Data items
■ ■ ■ ■

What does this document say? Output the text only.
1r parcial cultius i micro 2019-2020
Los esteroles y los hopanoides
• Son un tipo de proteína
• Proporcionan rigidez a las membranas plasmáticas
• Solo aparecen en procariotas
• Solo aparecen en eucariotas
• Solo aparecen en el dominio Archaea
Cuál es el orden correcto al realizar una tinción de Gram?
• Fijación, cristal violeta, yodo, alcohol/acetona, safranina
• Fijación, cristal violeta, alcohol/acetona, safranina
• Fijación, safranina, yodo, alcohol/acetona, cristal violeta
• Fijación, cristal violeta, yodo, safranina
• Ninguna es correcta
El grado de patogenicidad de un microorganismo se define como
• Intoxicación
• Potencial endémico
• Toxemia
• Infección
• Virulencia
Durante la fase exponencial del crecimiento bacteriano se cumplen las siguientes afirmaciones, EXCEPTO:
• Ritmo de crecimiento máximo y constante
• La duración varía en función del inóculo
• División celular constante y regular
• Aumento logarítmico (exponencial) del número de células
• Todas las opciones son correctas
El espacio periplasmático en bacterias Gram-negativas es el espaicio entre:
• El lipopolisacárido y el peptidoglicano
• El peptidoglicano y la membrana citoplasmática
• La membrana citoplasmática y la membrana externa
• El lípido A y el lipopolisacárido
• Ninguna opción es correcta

■ ■ ■ ■

**TASK STATEMENT:** Which lines in the data above hold the string "peptidoglicano"? Show each one.

**ANSWER SPACE:**
• El lipopolisacárido y el peptidoglicano
• El peptidoglicano y la membrana citoplasmática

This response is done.